** Start **

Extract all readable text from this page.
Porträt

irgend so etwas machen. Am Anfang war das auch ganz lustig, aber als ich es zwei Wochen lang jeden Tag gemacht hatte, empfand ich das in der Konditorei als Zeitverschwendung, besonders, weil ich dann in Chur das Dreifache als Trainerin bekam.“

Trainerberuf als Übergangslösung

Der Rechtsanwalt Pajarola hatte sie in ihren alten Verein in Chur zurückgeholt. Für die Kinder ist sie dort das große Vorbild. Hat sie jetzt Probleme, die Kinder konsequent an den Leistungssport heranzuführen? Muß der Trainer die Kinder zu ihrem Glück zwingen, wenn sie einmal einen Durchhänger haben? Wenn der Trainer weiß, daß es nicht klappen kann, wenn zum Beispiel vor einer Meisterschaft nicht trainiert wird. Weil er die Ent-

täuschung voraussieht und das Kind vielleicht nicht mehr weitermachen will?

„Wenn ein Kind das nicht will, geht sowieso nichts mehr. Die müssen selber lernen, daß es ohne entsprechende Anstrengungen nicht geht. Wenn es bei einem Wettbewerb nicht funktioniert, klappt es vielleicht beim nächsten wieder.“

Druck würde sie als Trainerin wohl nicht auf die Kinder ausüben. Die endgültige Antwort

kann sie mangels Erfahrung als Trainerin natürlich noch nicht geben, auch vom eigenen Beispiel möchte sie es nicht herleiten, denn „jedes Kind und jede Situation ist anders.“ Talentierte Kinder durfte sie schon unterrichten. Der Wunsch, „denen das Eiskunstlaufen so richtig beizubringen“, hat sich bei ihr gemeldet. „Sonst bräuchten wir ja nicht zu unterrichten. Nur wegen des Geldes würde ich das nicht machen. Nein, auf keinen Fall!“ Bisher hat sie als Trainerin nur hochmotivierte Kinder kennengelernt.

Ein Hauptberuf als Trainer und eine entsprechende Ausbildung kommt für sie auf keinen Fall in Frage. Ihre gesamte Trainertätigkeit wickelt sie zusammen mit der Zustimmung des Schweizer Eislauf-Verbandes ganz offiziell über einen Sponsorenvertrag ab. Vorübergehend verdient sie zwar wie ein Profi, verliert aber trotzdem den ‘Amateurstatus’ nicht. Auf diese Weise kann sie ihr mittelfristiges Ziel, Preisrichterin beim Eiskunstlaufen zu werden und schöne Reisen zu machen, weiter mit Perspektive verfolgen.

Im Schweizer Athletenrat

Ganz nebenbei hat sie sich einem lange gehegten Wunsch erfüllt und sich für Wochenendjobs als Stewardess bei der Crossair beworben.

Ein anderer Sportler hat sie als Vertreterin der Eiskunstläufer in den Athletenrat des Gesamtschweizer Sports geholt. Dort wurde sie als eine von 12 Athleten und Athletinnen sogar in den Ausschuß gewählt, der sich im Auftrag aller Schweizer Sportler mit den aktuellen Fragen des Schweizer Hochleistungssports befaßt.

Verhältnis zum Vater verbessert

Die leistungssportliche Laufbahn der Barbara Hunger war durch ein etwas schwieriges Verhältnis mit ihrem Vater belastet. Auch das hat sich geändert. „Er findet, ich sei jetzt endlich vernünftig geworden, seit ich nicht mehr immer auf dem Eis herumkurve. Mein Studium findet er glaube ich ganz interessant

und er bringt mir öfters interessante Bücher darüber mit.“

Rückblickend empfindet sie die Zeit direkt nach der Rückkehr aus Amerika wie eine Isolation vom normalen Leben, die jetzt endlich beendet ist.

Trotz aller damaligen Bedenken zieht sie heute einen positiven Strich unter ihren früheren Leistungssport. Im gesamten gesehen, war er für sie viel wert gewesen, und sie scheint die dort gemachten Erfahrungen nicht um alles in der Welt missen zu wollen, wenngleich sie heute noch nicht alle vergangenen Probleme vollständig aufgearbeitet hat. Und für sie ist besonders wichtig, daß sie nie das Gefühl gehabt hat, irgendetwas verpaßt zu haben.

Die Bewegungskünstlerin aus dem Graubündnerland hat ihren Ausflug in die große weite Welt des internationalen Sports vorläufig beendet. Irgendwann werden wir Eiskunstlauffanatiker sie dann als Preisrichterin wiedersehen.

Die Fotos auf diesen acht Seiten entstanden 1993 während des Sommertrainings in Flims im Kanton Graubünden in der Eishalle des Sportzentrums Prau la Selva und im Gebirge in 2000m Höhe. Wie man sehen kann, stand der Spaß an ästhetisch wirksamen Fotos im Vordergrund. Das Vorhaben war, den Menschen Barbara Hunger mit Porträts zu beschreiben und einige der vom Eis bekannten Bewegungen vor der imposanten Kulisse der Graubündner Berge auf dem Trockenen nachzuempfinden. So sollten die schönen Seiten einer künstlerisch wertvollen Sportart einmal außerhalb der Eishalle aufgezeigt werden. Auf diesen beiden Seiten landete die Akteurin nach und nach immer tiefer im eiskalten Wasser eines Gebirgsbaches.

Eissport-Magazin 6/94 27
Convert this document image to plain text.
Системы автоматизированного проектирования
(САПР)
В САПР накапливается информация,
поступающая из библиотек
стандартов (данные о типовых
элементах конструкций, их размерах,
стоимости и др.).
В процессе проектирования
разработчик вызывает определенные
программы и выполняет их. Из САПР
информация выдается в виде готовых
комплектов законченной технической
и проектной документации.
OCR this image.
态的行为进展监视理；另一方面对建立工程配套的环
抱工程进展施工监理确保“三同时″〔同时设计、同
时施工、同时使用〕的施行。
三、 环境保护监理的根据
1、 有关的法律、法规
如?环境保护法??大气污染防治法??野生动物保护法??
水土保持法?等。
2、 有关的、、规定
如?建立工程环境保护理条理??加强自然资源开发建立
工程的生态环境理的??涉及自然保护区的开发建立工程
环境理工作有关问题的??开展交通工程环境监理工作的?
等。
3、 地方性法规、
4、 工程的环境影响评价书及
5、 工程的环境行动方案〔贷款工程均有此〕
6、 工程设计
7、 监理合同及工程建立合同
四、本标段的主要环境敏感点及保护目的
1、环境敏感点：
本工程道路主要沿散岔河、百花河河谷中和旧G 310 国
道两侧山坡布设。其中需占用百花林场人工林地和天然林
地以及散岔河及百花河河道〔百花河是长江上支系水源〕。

** End **

- **What to work on**: Restate word for word the lines from the one holding "OCR this image." to the end of the listing, both ends included, and nothing more.

- **Solved exercise**:
OCR this image.
态的行为进展监视理；另一方面对建立工程配套的环
抱工程进展施工监理确保“三同时″〔同时设计、同
时施工、同时使用〕的施行。
三、 环境保护监理的根据
1、 有关的法律、法规
如?环境保护法??大气污染防治法??野生动物保护法??
水土保持法?等。
2、 有关的、、规定
如?建立工程环境保护理条理??加强自然资源开发建立
工程的生态环境理的??涉及自然保护区的开发建立工程
环境理工作有关问题的??开展交通工程环境监理工作的?
等。
3、 地方性法规、
4、 工程的环境影响评价书及
5、 工程的环境行动方案〔贷款工程均有此〕
6、 工程设计
7、 监理合同及工程建立合同
四、本标段的主要环境敏感点及保护目的
1、环境敏感点：
本工程道路主要沿散岔河、百花河河谷中和旧G 310 国
道两侧山坡布设。其中需占用百花林场人工林地和天然林
地以及散岔河及百花河河道〔百花河是长江上支系水源〕。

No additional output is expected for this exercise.